** GIVEN INSTRUCTION **
Reproduce the following data verbatim, beginning with the line containing "move-down-button[interactable]: [410, 460, 434, 482]" and continuing through the line containing "scroll-down-icon[interactable]: ▼: [519, 419, 534, 434]".

** RECORDS FOR THE TASK **

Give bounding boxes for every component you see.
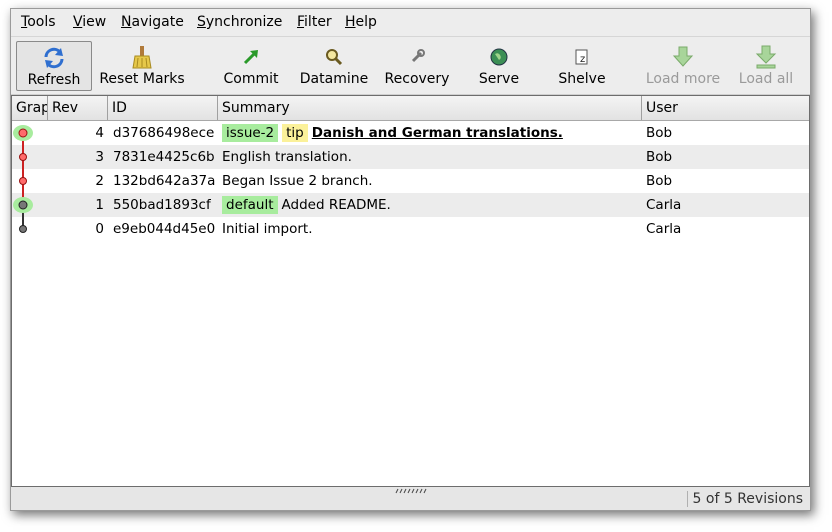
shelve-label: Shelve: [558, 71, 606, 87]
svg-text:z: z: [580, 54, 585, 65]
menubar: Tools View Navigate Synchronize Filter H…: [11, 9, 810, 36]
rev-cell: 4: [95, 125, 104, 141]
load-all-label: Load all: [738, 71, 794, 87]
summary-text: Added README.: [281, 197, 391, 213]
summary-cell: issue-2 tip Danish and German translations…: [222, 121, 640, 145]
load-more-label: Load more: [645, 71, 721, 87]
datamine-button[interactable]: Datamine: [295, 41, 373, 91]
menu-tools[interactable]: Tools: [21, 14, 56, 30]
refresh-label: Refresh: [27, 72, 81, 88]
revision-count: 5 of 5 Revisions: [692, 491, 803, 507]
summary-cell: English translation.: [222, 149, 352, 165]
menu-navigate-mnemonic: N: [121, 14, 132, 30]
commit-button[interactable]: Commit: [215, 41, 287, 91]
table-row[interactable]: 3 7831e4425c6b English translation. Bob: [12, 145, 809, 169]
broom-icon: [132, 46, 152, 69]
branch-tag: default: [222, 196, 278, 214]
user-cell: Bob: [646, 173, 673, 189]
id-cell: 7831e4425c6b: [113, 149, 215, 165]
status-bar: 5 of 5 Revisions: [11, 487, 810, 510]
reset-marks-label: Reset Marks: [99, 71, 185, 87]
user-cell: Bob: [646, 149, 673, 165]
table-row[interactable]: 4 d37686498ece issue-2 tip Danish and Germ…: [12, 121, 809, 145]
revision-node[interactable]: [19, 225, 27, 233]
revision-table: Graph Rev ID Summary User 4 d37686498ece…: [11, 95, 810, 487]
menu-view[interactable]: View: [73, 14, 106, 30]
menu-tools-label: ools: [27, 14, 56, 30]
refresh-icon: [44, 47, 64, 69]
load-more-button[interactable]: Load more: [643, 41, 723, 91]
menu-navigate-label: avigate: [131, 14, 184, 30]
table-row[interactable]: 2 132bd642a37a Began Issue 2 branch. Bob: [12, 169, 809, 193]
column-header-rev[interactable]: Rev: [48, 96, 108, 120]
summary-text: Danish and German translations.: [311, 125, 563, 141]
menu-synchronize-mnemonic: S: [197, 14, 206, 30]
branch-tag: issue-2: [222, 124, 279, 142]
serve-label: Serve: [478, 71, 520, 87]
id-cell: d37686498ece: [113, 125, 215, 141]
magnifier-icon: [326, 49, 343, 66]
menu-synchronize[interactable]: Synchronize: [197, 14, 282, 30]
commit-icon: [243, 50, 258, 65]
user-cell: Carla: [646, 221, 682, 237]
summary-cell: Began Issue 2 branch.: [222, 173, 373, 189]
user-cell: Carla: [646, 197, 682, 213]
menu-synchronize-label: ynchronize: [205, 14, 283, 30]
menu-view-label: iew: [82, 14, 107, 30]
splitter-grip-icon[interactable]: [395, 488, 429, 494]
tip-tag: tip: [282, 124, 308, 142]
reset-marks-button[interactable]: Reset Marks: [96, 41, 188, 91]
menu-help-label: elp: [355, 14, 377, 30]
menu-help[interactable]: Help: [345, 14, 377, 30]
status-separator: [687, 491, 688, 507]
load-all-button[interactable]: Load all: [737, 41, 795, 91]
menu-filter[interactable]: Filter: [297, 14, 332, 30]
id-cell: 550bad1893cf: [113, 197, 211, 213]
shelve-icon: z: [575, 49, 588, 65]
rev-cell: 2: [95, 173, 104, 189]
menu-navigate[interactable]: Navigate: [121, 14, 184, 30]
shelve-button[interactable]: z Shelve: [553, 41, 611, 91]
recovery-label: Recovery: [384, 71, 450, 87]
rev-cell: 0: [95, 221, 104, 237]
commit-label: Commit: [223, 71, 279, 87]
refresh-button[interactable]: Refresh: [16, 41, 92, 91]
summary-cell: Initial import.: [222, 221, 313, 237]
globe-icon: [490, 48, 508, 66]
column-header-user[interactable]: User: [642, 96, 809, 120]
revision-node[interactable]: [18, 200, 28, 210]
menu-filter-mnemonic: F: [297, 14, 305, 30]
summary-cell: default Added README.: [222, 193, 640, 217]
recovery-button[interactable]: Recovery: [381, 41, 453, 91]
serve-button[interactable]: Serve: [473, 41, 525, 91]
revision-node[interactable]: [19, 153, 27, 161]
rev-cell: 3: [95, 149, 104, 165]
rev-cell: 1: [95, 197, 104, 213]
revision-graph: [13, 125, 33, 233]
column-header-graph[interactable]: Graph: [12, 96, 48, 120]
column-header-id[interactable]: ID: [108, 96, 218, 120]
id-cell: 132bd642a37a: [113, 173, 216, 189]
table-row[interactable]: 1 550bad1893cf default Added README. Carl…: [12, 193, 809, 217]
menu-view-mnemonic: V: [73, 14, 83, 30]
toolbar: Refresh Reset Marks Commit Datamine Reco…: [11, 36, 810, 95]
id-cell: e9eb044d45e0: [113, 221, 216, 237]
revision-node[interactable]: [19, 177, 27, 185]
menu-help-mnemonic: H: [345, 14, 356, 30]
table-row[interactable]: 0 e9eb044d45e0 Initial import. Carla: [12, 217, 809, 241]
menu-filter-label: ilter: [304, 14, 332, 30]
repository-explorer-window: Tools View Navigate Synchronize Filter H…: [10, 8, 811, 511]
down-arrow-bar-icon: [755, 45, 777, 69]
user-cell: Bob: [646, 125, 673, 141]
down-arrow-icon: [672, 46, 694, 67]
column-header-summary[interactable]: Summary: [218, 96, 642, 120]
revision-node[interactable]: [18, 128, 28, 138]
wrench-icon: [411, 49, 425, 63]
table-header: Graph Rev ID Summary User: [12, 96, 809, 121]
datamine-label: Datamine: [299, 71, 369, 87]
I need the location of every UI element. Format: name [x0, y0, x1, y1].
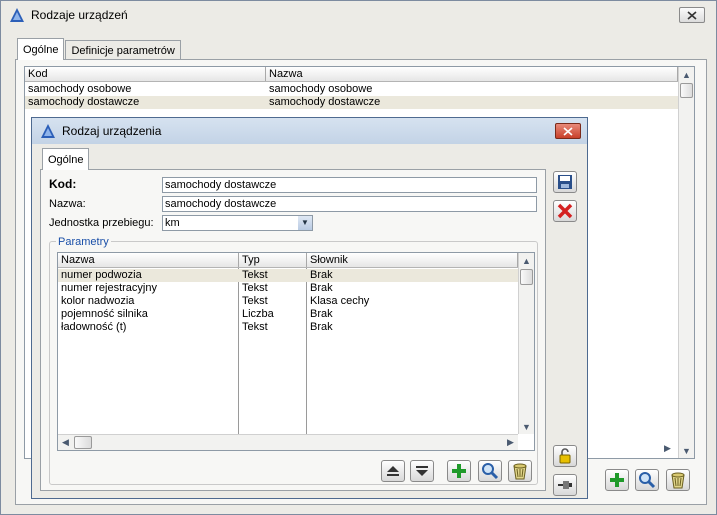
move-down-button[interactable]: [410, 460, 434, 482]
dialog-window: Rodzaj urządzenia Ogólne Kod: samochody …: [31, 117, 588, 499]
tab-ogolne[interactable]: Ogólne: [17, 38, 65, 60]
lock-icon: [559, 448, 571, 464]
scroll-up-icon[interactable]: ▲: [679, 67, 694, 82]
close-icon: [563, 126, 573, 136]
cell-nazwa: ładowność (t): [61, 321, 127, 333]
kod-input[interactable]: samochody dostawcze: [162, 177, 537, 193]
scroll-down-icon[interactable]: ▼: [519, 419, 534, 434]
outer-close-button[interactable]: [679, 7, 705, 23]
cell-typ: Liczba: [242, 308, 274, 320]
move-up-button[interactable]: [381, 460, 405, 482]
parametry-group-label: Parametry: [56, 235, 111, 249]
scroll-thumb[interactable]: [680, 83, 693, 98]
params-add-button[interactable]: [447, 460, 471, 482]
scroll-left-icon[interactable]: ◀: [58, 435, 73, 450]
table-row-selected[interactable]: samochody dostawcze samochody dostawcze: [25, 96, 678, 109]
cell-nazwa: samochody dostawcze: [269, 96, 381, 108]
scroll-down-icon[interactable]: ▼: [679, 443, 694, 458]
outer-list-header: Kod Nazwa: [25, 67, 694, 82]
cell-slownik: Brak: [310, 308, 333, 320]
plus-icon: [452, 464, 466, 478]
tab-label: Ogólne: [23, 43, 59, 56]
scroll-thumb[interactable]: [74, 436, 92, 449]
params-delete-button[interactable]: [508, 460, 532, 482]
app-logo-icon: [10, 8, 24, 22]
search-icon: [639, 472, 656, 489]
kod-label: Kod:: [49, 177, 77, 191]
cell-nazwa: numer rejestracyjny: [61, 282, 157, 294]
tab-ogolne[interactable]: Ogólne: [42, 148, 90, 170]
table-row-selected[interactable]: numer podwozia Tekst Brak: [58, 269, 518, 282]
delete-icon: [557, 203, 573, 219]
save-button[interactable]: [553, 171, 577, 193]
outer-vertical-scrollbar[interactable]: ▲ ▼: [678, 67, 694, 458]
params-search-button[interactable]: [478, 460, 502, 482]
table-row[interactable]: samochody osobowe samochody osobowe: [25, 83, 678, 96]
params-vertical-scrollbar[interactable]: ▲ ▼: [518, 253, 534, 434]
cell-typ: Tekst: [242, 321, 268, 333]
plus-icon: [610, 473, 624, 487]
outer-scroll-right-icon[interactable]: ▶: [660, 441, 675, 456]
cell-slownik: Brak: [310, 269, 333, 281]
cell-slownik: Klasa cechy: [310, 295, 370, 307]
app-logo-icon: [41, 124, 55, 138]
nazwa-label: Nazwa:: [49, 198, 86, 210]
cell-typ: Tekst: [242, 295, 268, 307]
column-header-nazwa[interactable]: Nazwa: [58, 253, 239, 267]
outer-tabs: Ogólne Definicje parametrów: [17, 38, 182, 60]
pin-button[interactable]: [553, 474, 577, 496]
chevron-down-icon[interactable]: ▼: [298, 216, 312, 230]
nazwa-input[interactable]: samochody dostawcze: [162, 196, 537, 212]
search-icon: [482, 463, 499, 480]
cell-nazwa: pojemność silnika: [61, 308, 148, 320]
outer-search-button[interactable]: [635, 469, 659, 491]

** OUTPUT FOR THIS EXERCISE **
move-down-button[interactable]: [410, 460, 434, 482]
dialog-window: Rodzaj urządzenia Ogólne Kod: samochody …: [31, 117, 588, 499]
tab-ogolne[interactable]: Ogólne: [17, 38, 65, 60]
lock-icon: [559, 448, 571, 464]
scroll-up-icon[interactable]: ▲: [679, 67, 694, 82]
close-icon: [563, 126, 573, 136]
cell-nazwa: ładowność (t): [61, 321, 127, 333]
kod-input[interactable]: samochody dostawcze: [162, 177, 537, 193]
scroll-down-icon[interactable]: ▼: [519, 419, 534, 434]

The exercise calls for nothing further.